> **A run of records**:
▼▼▼
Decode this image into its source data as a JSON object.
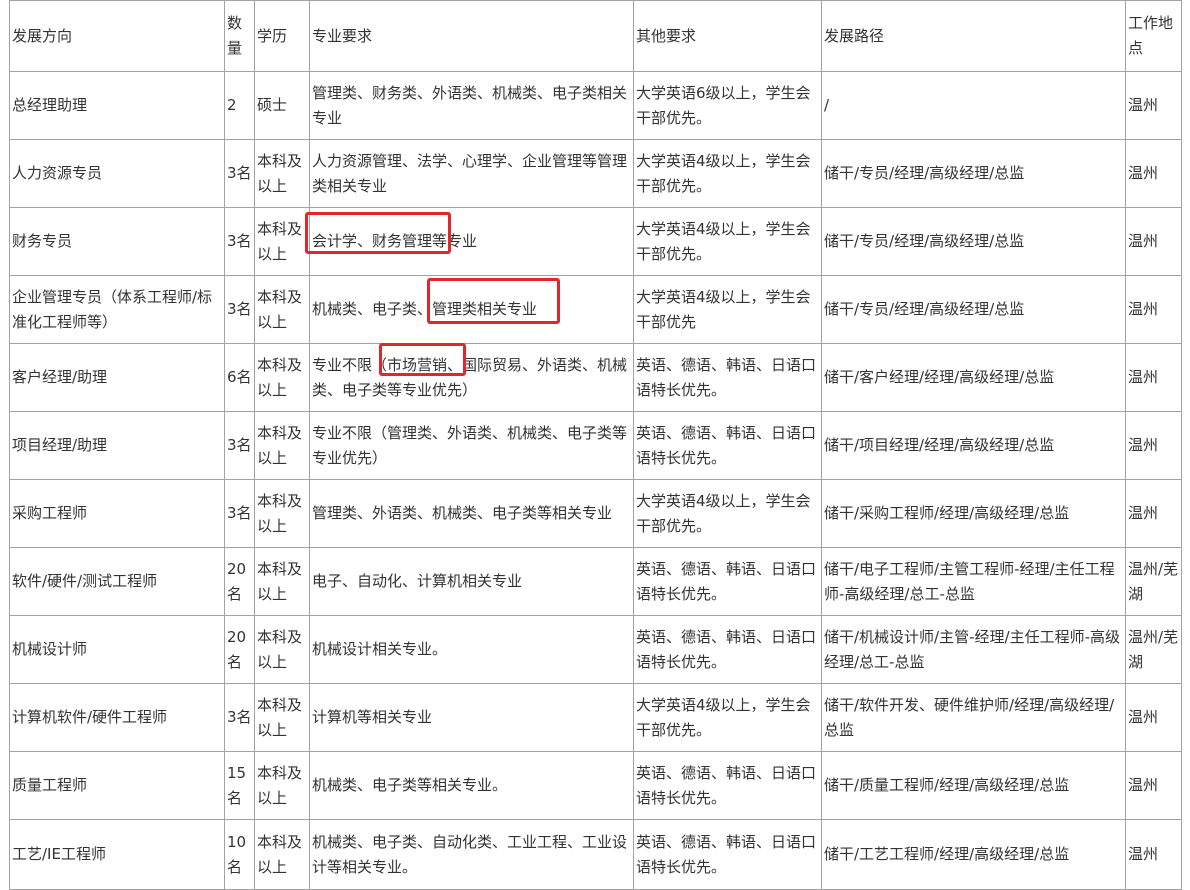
{
  "headers": [
    "发展方向",
    "数量",
    "学历",
    "专业要求",
    "其他要求",
    "发展路径",
    "工作地点"
  ],
  "rows": [
    [
      "总经理助理",
      "2",
      "硕士",
      "管理类、财务类、外语类、机械类、电子类相关专业",
      "大学英语6级以上，学生会干部优先。",
      "/",
      "温州"
    ],
    [
      "人力资源专员",
      "3名",
      "本科及以上",
      "人力资源管理、法学、心理学、企业管理等管理类相关专业",
      "大学英语4级以上，学生会干部优先。",
      "储干/专员/经理/高级经理/总监",
      "温州"
    ],
    [
      "财务专员",
      "3名",
      "本科及以上",
      "会计学、财务管理等专业",
      "大学英语4级以上，学生会干部优先。",
      "储干/专员/经理/高级经理/总监",
      "温州"
    ],
    [
      "企业管理专员（体系工程师/标准化工程师等）",
      "3名",
      "本科及以上",
      "机械类、电子类、管理类相关专业",
      "大学英语4级以上，学生会干部优先",
      "储干/专员/经理/高级经理/总监",
      "温州"
    ],
    [
      "客户经理/助理",
      "6名",
      "本科及以上",
      "专业不限（市场营销、国际贸易、外语类、机械类、电子类等专业优先）",
      "英语、德语、韩语、日语口语特长优先。",
      "储干/客户经理/经理/高级经理/总监",
      "温州"
    ],
    [
      "项目经理/助理",
      "3名",
      "本科及以上",
      "专业不限（管理类、外语类、机械类、电子类等专业优先）",
      "英语、德语、韩语、日语口语特长优先。",
      "储干/项目经理/经理/高级经理/总监",
      "温州"
    ],
    [
      "采购工程师",
      "3名",
      "本科及以上",
      "管理类、外语类、机械类、电子类等相关专业",
      "大学英语4级以上，学生会干部优先。",
      "储干/采购工程师/经理/高级经理/总监",
      "温州"
    ],
    [
      "软件/硬件/测试工程师",
      "20名",
      "本科及以上",
      "电子、自动化、计算机相关专业",
      "英语、德语、韩语、日语口语特长优先。",
      "储干/电子工程师/主管工程师-经理/主任工程师-高级经理/总工-总监",
      "温州/芜湖"
    ],
    [
      "机械设计师",
      "20名",
      "本科及以上",
      "机械设计相关专业。",
      "英语、德语、韩语、日语口语特长优先。",
      "储干/机械设计师/主管-经理/主任工程师-高级经理/总工-总监",
      "温州/芜湖"
    ],
    [
      "计算机软件/硬件工程师",
      "3名",
      "本科及以上",
      "计算机等相关专业",
      "大学英语4级以上，学生会干部优先。",
      "储干/软件开发、硬件维护师/经理/高级经理/总监",
      "温州"
    ],
    [
      "质量工程师",
      "15名",
      "本科及以上",
      "机械类、电子类等相关专业。",
      "英语、德语、韩语、日语口语特长优先。",
      "储干/质量工程师/经理/高级经理/总监",
      "温州"
    ],
    [
      "工艺/IE工程师",
      "10名",
      "本科及以上",
      "机械类、电子类、自动化类、工业工程、工业设计等相关专业。",
      "英语、德语、韩语、日语口语特长优先。",
      "储干/工艺工程师/经理/高级经理/总监",
      "温州"
    ]
  ],
  "highlight_color": "#e0282c"
}
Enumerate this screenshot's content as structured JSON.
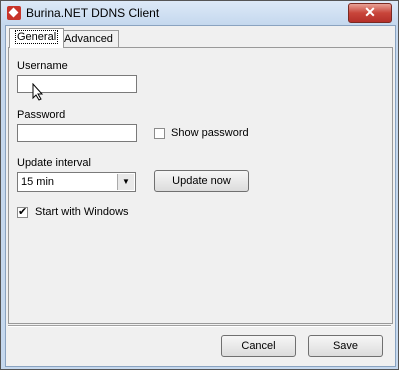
{
  "window": {
    "title": "Burina.NET DDNS Client",
    "close_label": "✕"
  },
  "tabs": [
    {
      "label": "General"
    },
    {
      "label": "Advanced"
    }
  ],
  "general": {
    "username_label": "Username",
    "username_value": "",
    "password_label": "Password",
    "password_value": "",
    "show_password_label": "Show password",
    "show_password_checked": false,
    "update_interval_label": "Update interval",
    "update_interval_value": "15 min",
    "update_now_label": "Update now",
    "start_with_windows_label": "Start with Windows",
    "start_with_windows_checked": true
  },
  "footer": {
    "cancel_label": "Cancel",
    "save_label": "Save"
  }
}
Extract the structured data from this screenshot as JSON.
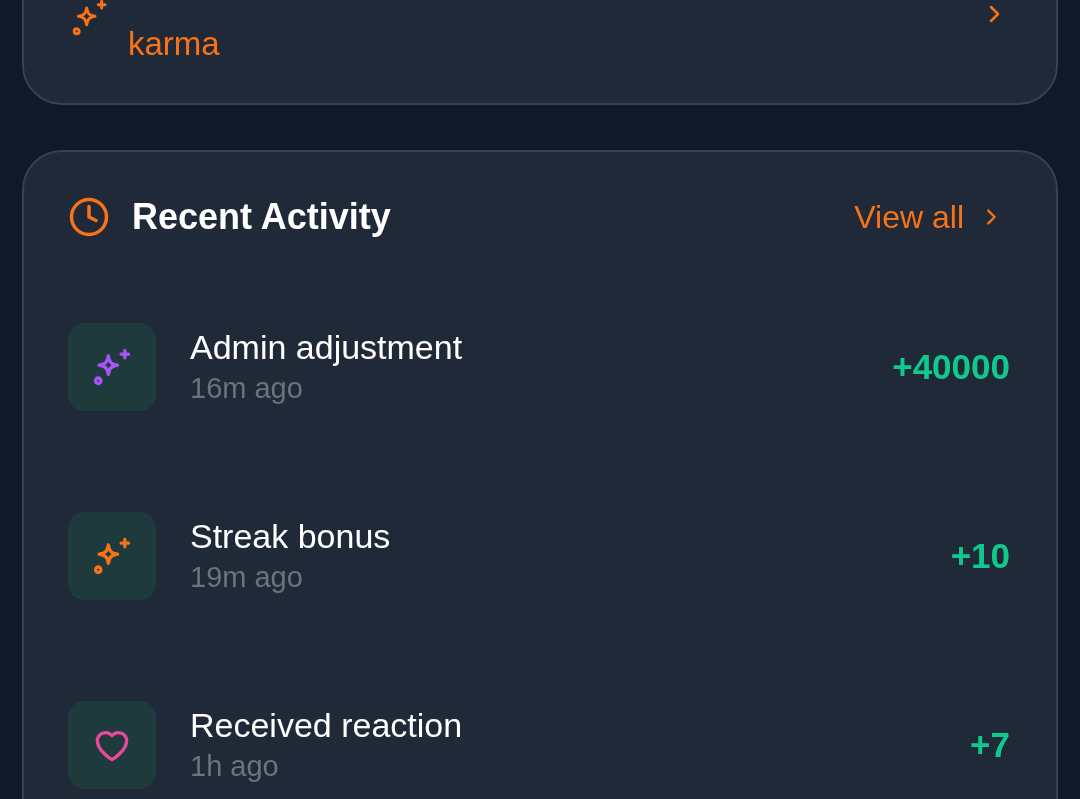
▲▲▲
> **Direction**: Each entry above is to be written out again unchanged, apart from the pictures, which are left out.

> **Result of this exercise**:
Decode this image into its source data as a JSON object.
{
  "headers": [
    "发展方向",
    "数量",
    "学历",
    "专业要求",
    "其他要求",
    "发展路径",
    "工作地点"
  ],
  "rows": [
    [
      "总经理助理",
      "2",
      "硕士",
      "管理类、财务类、外语类、机械类、电子类相关专业",
      "大学英语6级以上，学生会干部优先。",
      "/",
      "温州"
    ],
    [
      "人力资源专员",
      "3名",
      "本科及以上",
      "人力资源管理、法学、心理学、企业管理等管理类相关专业",
      "大学英语4级以上，学生会干部优先。",
      "储干/专员/经理/高级经理/总监",
      "温州"
    ],
    [
      "财务专员",
      "3名",
      "本科及以上",
      "会计学、财务管理等专业",
      "大学英语4级以上，学生会干部优先。",
      "储干/专员/经理/高级经理/总监",
      "温州"
    ],
    [
      "企业管理专员（体系工程师/标准化工程师等）",
      "3名",
      "本科及以上",
      "机械类、电子类、管理类相关专业",
      "大学英语4级以上，学生会干部优先",
      "储干/专员/经理/高级经理/总监",
      "温州"
    ],
    [
      "客户经理/助理",
      "6名",
      "本科及以上",
      "专业不限（市场营销、国际贸易、外语类、机械类、电子类等专业优先）",
      "英语、德语、韩语、日语口语特长优先。",
      "储干/客户经理/经理/高级经理/总监",
      "温州"
    ],
    [
      "项目经理/助理",
      "3名",
      "本科及以上",
      "专业不限（管理类、外语类、机械类、电子类等专业优先）",
      "英语、德语、韩语、日语口语特长优先。",
      "储干/项目经理/经理/高级经理/总监",
      "温州"
    ],
    [
      "采购工程师",
      "3名",
      "本科及以上",
      "管理类、外语类、机械类、电子类等相关专业",
      "大学英语4级以上，学生会干部优先。",
      "储干/采购工程师/经理/高级经理/总监",
      "温州"
    ],
    [
      "软件/硬件/测试工程师",
      "20名",
      "本科及以上",
      "电子、自动化、计算机相关专业",
      "英语、德语、韩语、日语口语特长优先。",
      "储干/电子工程师/主管工程师-经理/主任工程师-高级经理/总工-总监",
      "温州/芜湖"
    ],
    [
      "机械设计师",
      "20名",
      "本科及以上",
      "机械设计相关专业。",
      "英语、德语、韩语、日语口语特长优先。",
      "储干/机械设计师/主管-经理/主任工程师-高级经理/总工-总监",
      "温州/芜湖"
    ],
    [
      "计算机软件/硬件工程师",
      "3名",
      "本科及以上",
      "计算机等相关专业",
      "大学英语4级以上，学生会干部优先。",
      "储干/软件开发、硬件维护师/经理/高级经理/总监",
      "温州"
    ],
    [
      "质量工程师",
      "15名",
      "本科及以上",
      "机械类、电子类等相关专业。",
      "英语、德语、韩语、日语口语特长优先。",
      "储干/质量工程师/经理/高级经理/总监",
      "温州"
    ],
    [
      "工艺/IE工程师",
      "10名",
      "本科及以上",
      "机械类、电子类、自动化类、工业工程、工业设计等相关专业。",
      "英语、德语、韩语、日语口语特长优先。",
      "储干/工艺工程师/经理/高级经理/总监",
      "温州"
    ]
  ],
  "highlight_color": "#e0282c"
}
Enumerate this screenshot's content as structured JSON.
{
  "window": {
    "title": "Burina.NET DDNS Client",
    "close_label": "✕"
  },
  "tabs": [
    {
      "label": "General"
    },
    {
      "label": "Advanced"
    }
  ],
  "general": {
    "username_label": "Username",
    "username_value": "",
    "password_label": "Password",
    "password_value": "",
    "show_password_label": "Show password",
    "show_password_checked": false,
    "update_interval_label": "Update interval",
    "update_interval_value": "15 min",
    "update_now_label": "Update now",
    "start_with_windows_label": "Start with Windows",
    "start_with_windows_checked": true
  },
  "footer": {
    "cancel_label": "Cancel",
    "save_label": "Save"
  }
}
Extract the structured data from this screenshot as JSON.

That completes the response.